◆ Goal: Set down the material once more, exactly as it appears.

◆ Supplied material:
^^^^^^^^^^^^^^^^
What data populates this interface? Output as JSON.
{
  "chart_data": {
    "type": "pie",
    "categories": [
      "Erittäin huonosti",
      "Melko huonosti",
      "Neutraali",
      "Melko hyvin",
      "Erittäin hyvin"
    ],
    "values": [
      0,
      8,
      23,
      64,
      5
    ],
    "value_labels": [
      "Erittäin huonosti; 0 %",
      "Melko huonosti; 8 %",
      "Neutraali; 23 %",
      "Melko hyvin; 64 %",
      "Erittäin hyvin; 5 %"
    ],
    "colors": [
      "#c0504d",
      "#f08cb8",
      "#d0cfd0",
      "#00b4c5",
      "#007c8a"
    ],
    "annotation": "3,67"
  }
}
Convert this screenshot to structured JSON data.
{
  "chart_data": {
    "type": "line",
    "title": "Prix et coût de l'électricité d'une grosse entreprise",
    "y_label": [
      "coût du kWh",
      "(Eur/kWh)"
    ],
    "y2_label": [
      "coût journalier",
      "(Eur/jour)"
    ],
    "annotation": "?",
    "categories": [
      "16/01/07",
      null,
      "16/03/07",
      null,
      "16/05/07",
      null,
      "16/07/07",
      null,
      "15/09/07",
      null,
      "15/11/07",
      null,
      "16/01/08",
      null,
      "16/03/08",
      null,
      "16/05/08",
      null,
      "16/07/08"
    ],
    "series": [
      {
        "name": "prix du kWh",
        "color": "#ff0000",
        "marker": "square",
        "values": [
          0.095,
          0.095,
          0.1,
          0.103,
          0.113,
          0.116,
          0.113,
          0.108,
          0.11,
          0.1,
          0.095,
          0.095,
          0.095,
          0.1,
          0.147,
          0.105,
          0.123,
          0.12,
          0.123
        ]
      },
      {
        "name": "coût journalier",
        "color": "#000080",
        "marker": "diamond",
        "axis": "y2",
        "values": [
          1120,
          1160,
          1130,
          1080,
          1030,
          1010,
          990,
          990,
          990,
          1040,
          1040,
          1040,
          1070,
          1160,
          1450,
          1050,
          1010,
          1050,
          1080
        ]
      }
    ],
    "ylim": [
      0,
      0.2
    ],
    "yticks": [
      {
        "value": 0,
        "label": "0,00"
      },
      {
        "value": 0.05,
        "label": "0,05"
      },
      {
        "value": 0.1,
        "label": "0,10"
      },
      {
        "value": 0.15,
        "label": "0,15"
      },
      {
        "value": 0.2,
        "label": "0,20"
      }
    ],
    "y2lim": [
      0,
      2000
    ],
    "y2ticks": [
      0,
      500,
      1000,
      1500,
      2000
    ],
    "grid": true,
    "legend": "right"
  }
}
^^^^^^^^^^^^^^^^
◆ Exercise output:
What data populates this interface? Output as JSON.
{
  "chart_data": {
    "type": "pie",
    "categories": [
      "Erittäin huonosti",
      "Melko huonosti",
      "Neutraali",
      "Melko hyvin",
      "Erittäin hyvin"
    ],
    "values": [
      0,
      8,
      23,
      64,
      5
    ],
    "value_labels": [
      "Erittäin huonosti; 0 %",
      "Melko huonosti; 8 %",
      "Neutraali; 23 %",
      "Melko hyvin; 64 %",
      "Erittäin hyvin; 5 %"
    ],
    "colors": [
      "#c0504d",
      "#f08cb8",
      "#d0cfd0",
      "#00b4c5",
      "#007c8a"
    ],
    "annotation": "3,67"
  }
}
Convert this screenshot to structured JSON data.
{
  "chart_data": {
    "type": "line",
    "title": "Prix et coût de l'électricité d'une grosse entreprise",
    "y_label": [
      "coût du kWh",
      "(Eur/kWh)"
    ],
    "y2_label": [
      "coût journalier",
      "(Eur/jour)"
    ],
    "annotation": "?",
    "categories": [
      "16/01/07",
      null,
      "16/03/07",
      null,
      "16/05/07",
      null,
      "16/07/07",
      null,
      "15/09/07",
      null,
      "15/11/07",
      null,
      "16/01/08",
      null,
      "16/03/08",
      null,
      "16/05/08",
      null,
      "16/07/08"
    ],
    "series": [
      {
        "name": "prix du kWh",
        "color": "#ff0000",
        "marker": "square",
        "values": [
          0.095,
          0.095,
          0.1,
          0.103,
          0.113,
          0.116,
          0.113,
          0.108,
          0.11,
          0.1,
          0.095,
          0.095,
          0.095,
          0.1,
          0.147,
          0.105,
          0.123,
          0.12,
          0.123
        ]
      },
      {
        "name": "coût journalier",
        "color": "#000080",
        "marker": "diamond",
        "axis": "y2",
        "values": [
          1120,
          1160,
          1130,
          1080,
          1030,
          1010,
          990,
          990,
          990,
          1040,
          1040,
          1040,
          1070,
          1160,
          1450,
          1050,
          1010,
          1050,
          1080
        ]
      }
    ],
    "ylim": [
      0,
      0.2
    ],
    "yticks": [
      {
        "value": 0,
        "label": "0,00"
      },
      {
        "value": 0.05,
        "label": "0,05"
      },
      {
        "value": 0.1,
        "label": "0,10"
      },
      {
        "value": 0.15,
        "label": "0,15"
      },
      {
        "value": 0.2,
        "label": "0,20"
      }
    ],
    "y2lim": [
      0,
      2000
    ],
    "y2ticks": [
      0,
      500,
      1000,
      1500,
      2000
    ],
    "grid": true,
    "legend": "right"
  }
}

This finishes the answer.